What you are asked to do: Lines containing the string "some" are to be counted; report only how many there are.

━━━ Source material ━━━

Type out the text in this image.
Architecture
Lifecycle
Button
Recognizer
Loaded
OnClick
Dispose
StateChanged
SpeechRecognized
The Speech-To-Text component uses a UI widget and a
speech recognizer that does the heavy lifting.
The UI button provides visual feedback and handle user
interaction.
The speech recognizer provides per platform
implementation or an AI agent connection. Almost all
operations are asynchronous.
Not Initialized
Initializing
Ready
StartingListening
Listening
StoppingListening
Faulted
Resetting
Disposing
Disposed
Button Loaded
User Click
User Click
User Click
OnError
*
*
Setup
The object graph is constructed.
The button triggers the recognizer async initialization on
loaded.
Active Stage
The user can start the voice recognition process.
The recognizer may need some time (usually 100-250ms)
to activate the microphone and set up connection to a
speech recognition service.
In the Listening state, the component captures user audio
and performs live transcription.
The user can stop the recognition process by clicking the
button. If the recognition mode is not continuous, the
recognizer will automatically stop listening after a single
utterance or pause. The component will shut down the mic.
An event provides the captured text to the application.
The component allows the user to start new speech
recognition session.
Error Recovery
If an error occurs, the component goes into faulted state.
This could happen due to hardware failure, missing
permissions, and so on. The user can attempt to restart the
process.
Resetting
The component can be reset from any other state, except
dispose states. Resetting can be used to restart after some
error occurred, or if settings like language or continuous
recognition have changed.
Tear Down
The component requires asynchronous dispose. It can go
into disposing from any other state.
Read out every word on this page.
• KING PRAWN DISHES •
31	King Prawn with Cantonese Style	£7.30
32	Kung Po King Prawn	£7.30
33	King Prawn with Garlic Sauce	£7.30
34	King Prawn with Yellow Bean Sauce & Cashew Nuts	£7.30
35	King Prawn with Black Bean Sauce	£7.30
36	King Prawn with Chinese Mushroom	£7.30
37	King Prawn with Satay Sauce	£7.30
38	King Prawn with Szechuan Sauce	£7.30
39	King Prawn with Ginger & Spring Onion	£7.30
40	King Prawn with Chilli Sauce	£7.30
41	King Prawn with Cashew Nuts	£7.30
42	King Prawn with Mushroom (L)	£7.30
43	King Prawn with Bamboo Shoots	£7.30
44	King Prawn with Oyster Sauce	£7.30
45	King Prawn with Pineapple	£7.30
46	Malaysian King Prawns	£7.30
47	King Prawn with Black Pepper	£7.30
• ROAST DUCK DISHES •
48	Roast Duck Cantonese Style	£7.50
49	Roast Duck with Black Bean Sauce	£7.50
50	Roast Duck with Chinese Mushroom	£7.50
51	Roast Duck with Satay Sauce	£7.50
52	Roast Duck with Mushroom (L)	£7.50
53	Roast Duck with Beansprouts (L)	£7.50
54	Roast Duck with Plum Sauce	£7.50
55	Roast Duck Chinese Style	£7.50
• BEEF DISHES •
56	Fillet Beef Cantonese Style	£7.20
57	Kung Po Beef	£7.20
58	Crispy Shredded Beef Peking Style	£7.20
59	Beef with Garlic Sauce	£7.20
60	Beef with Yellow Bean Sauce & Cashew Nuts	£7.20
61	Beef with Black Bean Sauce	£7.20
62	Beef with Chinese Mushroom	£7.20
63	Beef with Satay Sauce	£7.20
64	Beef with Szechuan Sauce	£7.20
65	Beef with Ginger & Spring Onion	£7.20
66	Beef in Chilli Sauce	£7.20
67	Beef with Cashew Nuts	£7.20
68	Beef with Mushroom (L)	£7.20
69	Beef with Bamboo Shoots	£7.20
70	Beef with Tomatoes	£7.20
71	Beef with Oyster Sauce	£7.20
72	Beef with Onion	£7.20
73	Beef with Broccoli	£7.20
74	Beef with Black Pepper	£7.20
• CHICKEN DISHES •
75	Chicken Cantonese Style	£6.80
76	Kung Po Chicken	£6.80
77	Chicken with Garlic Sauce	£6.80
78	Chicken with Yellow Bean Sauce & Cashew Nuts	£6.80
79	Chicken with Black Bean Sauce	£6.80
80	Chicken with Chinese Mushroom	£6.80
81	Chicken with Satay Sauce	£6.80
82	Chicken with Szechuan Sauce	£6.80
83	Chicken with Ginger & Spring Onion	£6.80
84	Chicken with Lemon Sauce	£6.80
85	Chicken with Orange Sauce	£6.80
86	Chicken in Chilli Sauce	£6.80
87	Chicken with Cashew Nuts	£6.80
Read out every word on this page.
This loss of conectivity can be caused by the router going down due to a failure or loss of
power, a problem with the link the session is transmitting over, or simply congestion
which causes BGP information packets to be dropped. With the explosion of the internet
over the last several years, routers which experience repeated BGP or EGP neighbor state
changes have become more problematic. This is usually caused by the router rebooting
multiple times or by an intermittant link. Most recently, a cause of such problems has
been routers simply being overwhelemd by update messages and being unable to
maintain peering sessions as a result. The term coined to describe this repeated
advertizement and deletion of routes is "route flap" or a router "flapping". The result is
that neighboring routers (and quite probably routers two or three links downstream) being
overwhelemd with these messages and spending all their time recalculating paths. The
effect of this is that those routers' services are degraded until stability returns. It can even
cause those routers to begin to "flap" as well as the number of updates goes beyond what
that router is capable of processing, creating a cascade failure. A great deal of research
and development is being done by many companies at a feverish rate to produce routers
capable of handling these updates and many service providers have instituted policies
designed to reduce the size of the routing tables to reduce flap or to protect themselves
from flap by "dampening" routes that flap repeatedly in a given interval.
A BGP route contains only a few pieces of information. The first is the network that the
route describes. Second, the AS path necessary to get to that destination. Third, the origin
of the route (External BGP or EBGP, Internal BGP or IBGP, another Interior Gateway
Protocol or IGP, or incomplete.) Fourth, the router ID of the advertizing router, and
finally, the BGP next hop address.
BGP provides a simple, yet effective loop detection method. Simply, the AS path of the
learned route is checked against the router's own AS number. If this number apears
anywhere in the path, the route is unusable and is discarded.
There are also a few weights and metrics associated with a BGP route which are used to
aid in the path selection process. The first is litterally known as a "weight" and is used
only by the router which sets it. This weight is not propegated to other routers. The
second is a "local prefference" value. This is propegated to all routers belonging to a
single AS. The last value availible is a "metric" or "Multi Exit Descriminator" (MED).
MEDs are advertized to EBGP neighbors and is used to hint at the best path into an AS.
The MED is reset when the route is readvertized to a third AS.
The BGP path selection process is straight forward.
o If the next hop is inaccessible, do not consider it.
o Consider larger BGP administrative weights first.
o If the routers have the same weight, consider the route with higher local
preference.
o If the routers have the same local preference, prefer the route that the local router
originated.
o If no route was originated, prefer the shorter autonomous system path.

━━━

Worked solution: 2